> _INFORMATION SHOWN_
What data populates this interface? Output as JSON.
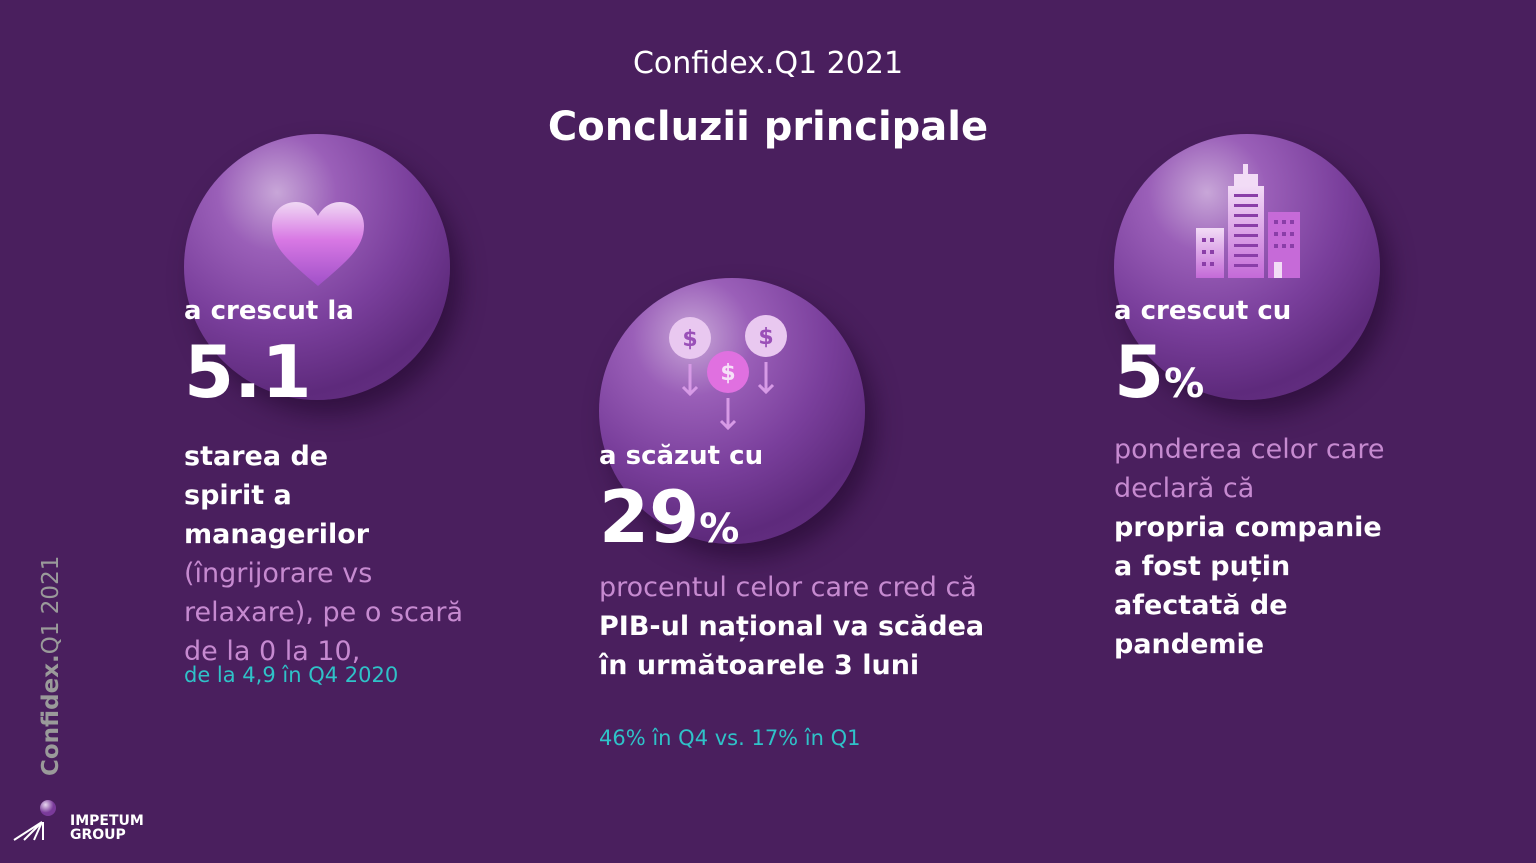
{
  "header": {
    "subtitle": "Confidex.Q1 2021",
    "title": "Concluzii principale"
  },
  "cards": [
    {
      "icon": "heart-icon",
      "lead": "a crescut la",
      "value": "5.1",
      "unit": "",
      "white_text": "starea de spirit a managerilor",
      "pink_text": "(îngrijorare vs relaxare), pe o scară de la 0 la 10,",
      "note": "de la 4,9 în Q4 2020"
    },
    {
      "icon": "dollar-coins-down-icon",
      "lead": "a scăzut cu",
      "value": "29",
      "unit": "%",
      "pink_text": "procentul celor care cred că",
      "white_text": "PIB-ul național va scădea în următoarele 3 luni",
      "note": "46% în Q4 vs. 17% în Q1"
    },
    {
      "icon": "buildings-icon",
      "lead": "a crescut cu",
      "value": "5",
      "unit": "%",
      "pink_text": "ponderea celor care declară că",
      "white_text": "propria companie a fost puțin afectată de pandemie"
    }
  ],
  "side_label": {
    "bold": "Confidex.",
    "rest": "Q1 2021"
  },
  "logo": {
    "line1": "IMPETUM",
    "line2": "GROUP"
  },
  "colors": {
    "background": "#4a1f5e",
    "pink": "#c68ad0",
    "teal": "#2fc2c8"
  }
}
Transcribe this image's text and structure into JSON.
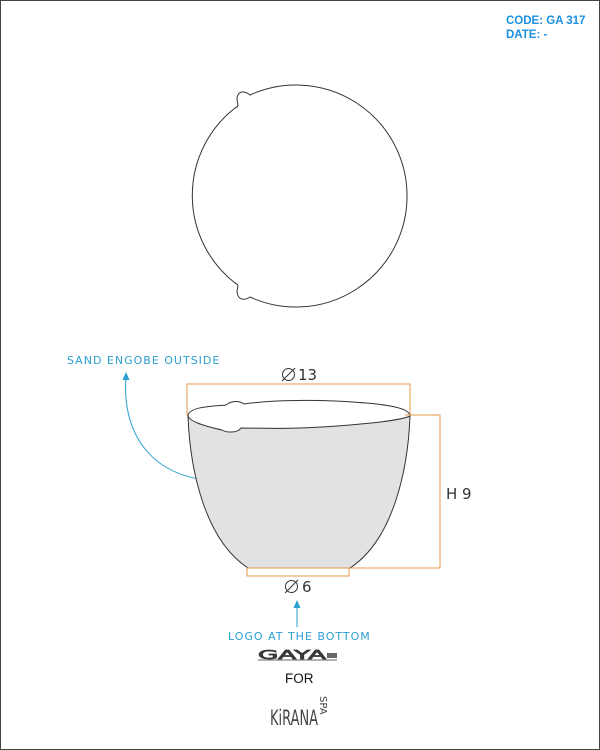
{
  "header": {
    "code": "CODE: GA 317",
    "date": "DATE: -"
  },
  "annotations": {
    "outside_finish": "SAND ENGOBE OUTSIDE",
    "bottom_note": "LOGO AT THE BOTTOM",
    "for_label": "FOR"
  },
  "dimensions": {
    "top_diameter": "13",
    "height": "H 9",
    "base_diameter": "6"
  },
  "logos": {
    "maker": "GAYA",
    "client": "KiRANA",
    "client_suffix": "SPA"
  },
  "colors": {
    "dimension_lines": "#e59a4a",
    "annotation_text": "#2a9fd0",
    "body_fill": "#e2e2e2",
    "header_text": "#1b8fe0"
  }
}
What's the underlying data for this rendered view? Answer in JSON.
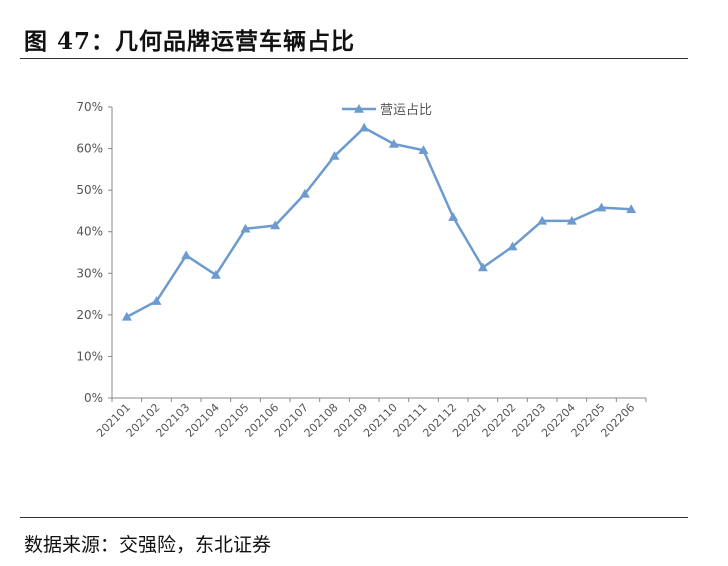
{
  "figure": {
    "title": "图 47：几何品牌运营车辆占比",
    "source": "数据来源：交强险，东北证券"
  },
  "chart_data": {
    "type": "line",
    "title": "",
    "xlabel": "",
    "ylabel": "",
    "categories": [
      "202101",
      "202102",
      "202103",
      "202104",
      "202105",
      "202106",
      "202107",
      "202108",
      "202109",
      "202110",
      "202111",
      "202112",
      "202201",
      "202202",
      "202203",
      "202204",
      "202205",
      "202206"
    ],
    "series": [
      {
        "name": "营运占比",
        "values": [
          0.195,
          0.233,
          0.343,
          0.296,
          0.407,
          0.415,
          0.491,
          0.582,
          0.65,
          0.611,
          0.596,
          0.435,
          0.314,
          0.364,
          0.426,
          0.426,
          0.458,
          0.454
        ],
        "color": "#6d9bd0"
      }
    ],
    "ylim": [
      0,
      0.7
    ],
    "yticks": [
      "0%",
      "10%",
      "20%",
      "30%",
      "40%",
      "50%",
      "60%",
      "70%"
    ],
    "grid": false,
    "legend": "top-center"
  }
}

> _EXERCISE INSTRUCTIONS_
No pictures belong in the copy: reproduce exactly the lines above from the one that contains "What's the underlying" through the last line of the entries.

> _RESULT_
What's the underlying data for this rendered view? Answer in JSON.
{
  "figure": {
    "title": "图 47：几何品牌运营车辆占比",
    "source": "数据来源：交强险，东北证券"
  },
  "chart_data": {
    "type": "line",
    "title": "",
    "xlabel": "",
    "ylabel": "",
    "categories": [
      "202101",
      "202102",
      "202103",
      "202104",
      "202105",
      "202106",
      "202107",
      "202108",
      "202109",
      "202110",
      "202111",
      "202112",
      "202201",
      "202202",
      "202203",
      "202204",
      "202205",
      "202206"
    ],
    "series": [
      {
        "name": "营运占比",
        "values": [
          0.195,
          0.233,
          0.343,
          0.296,
          0.407,
          0.415,
          0.491,
          0.582,
          0.65,
          0.611,
          0.596,
          0.435,
          0.314,
          0.364,
          0.426,
          0.426,
          0.458,
          0.454
        ],
        "color": "#6d9bd0"
      }
    ],
    "ylim": [
      0,
      0.7
    ],
    "yticks": [
      "0%",
      "10%",
      "20%",
      "30%",
      "40%",
      "50%",
      "60%",
      "70%"
    ],
    "grid": false,
    "legend": "top-center"
  }
}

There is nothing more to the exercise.